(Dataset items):
┌────────

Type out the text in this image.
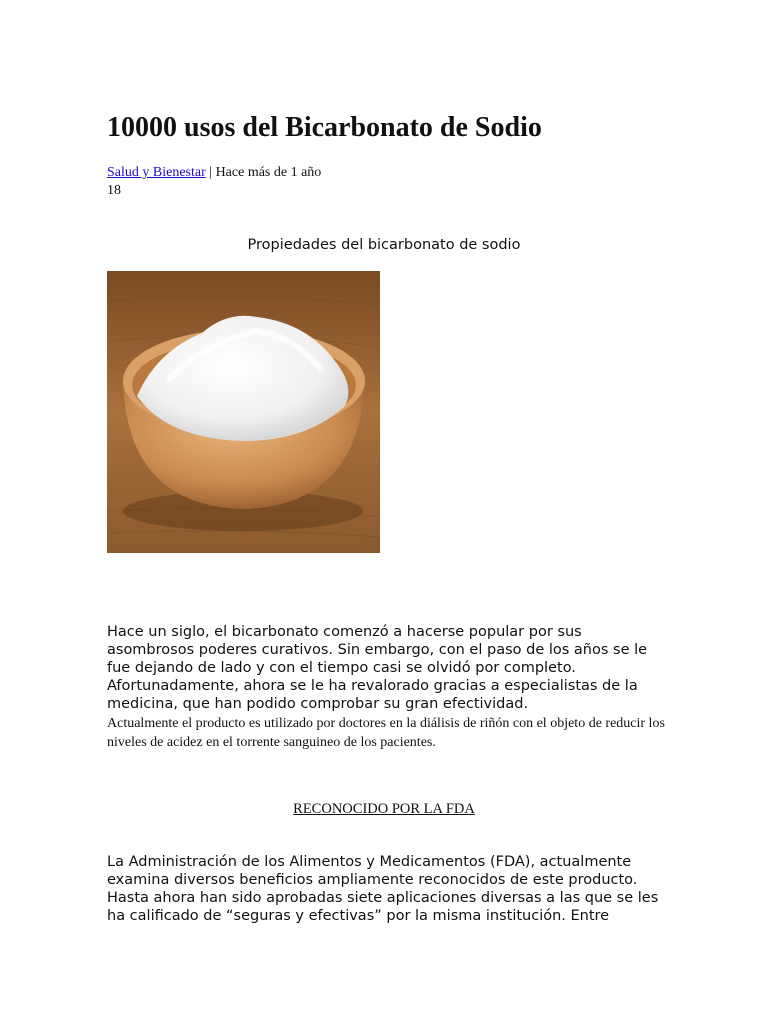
10000 usos del Bicarbonato de Sodio
Salud y Bienestar | Hace más de 1 año
18
Propiedades del bicarbonato de sodio

Hace un siglo, el bicarbonato comenzó a hacerse popular por sus asombrosos poderes curativos. Sin embargo, con el paso de los años se le fue dejando de lado y con el tiempo casi se olvidó por completo. Afortunadamente, ahora se le ha revalorado gracias a especialistas de la medicina, que han podido comprobar su gran efectividad.

Actualmente el producto es utilizado por doctores en la diálisis de riñón con el objeto de reducir los niveles de acidez en el torrente sanguineo de los pacientes.

RECONOCIDO POR LA FDA

La Administración de los Alimentos y Medicamentos (FDA), actualmente examina diversos beneficios ampliamente reconocidos de este producto. Hasta ahora han sido aprobadas siete aplicaciones diversas a las que se les ha calificado de “seguras y efectivas” por la misma institución. Entre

└────────

Repeat verbatim all the material, but not the pictures.

Type out the text in this image.
10000 usos del Bicarbonato de Sodio
Salud y Bienestar | Hace más de 1 año
18
Propiedades del bicarbonato de sodio

Hace un siglo, el bicarbonato comenzó a hacerse popular por sus asombrosos poderes curativos. Sin embargo, con el paso de los años se le fue dejando de lado y con el tiempo casi se olvidó por completo. Afortunadamente, ahora se le ha revalorado gracias a especialistas de la medicina, que han podido comprobar su gran efectividad.

Actualmente el producto es utilizado por doctores en la diálisis de riñón con el objeto de reducir los niveles de acidez en el torrente sanguineo de los pacientes.

RECONOCIDO POR LA FDA

La Administración de los Alimentos y Medicamentos (FDA), actualmente examina diversos beneficios ampliamente reconocidos de este producto. Hasta ahora han sido aprobadas siete aplicaciones diversas a las que se les ha calificado de “seguras y efectivas” por la misma institución. Entre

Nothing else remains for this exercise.